=== Records supplied ===

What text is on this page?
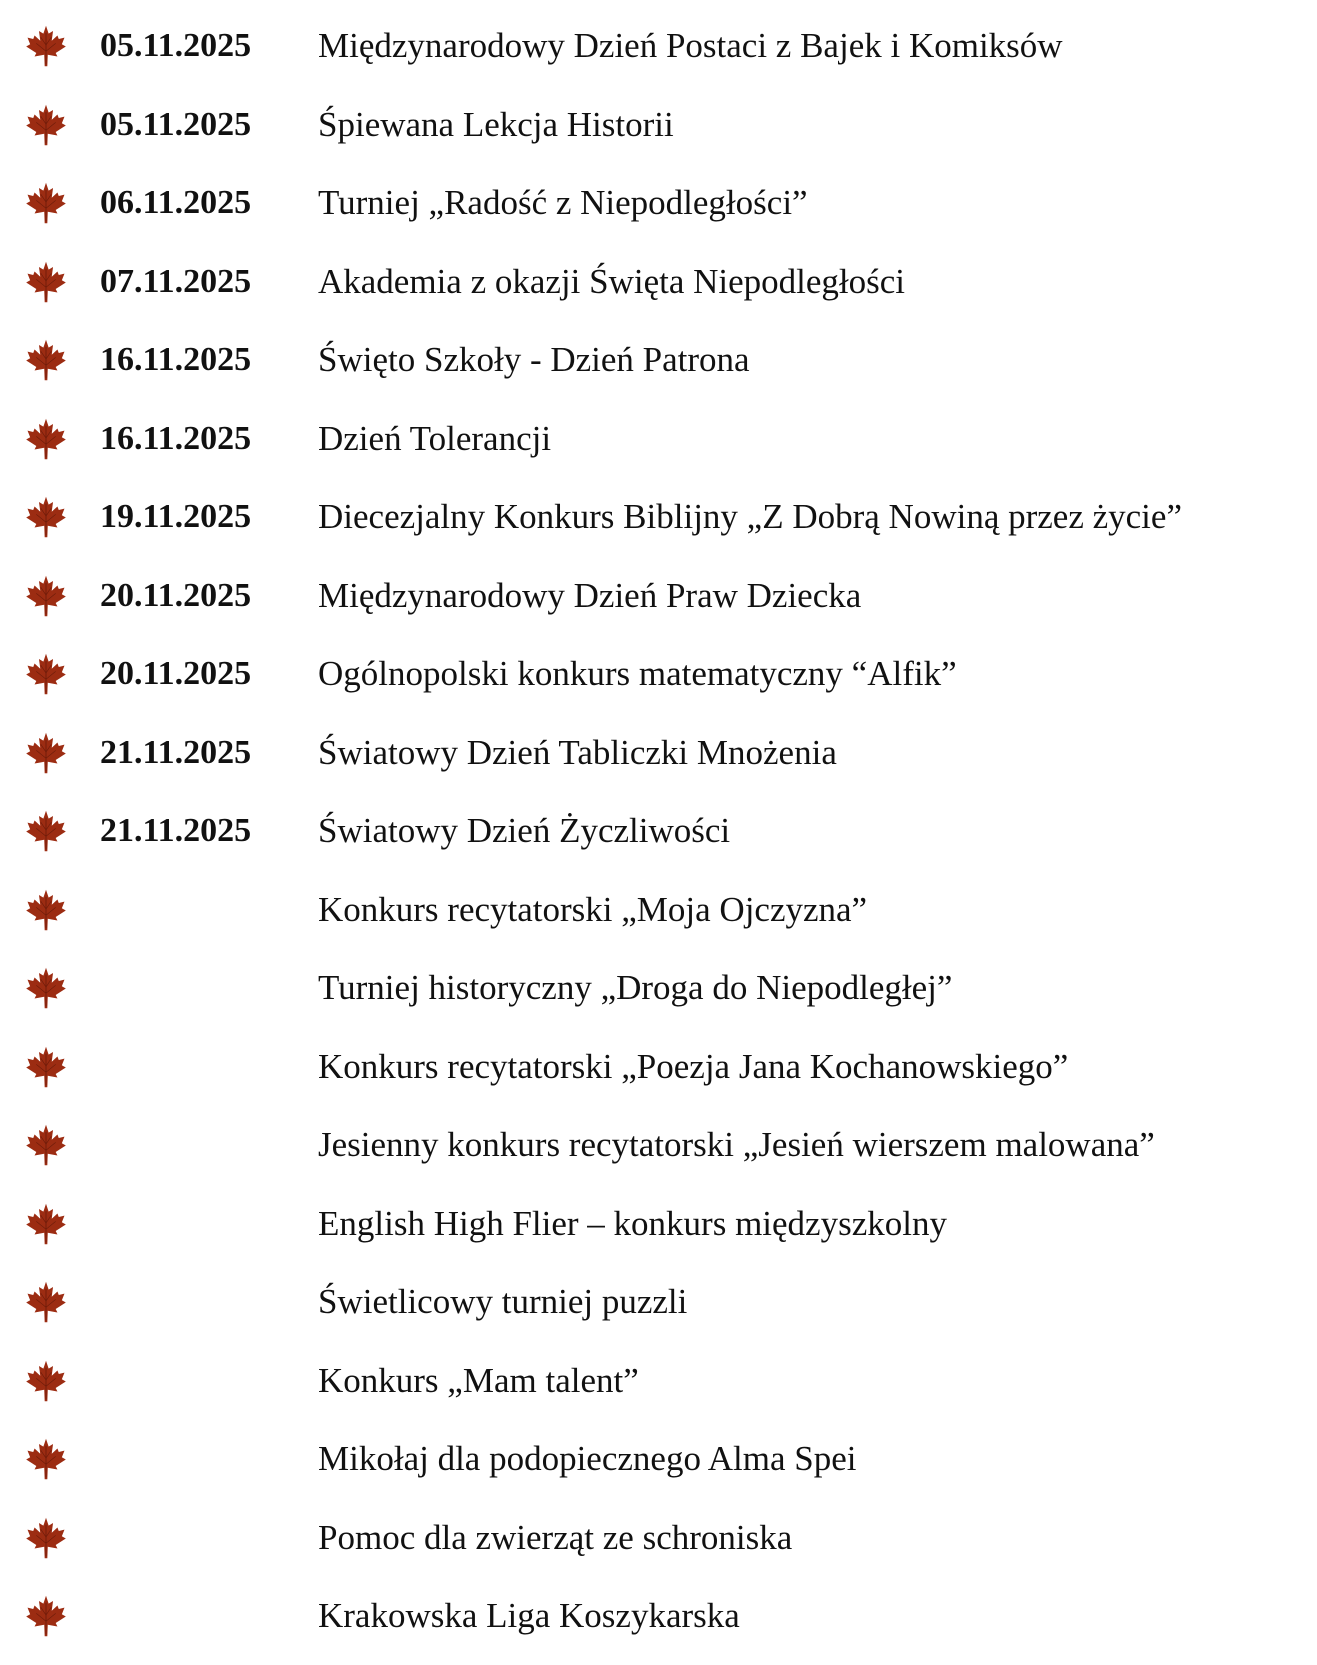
05.11.2025 Międzynarodowy Dzień Postaci z Bajek i Komiksów
05.11.2025 Śpiewana Lekcja Historii
06.11.2025 Turniej „Radość z Niepodległości”
07.11.2025 Akademia z okazji Święta Niepodległości
16.11.2025 Święto Szkoły - Dzień Patrona
16.11.2025 Dzień Tolerancji
19.11.2025 Diecezjalny Konkurs Biblijny „Z Dobrą Nowiną przez życie”
20.11.2025 Międzynarodowy Dzień Praw Dziecka
20.11.2025 Ogólnopolski konkurs matematyczny “Alfik”
21.11.2025 Światowy Dzień Tabliczki Mnożenia
21.11.2025 Światowy Dzień Życzliwości
Konkurs recytatorski „Moja Ojczyzna”
Turniej historyczny „Droga do Niepodległej”
Konkurs recytatorski „Poezja Jana Kochanowskiego”
Jesienny konkurs recytatorski „Jesień wierszem malowana”
English High Flier – konkurs międzyszkolny
Świetlicowy turniej puzzli
Konkurs „Mam talent”
Mikołaj dla podopiecznego Alma Spei
Pomoc dla zwierząt ze schroniska
Krakowska Liga Koszykarska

===

#### [Given instruction]
Say how many lines in the entries contain the string "Dzień", and say nothing else.

#### [Task solution]
6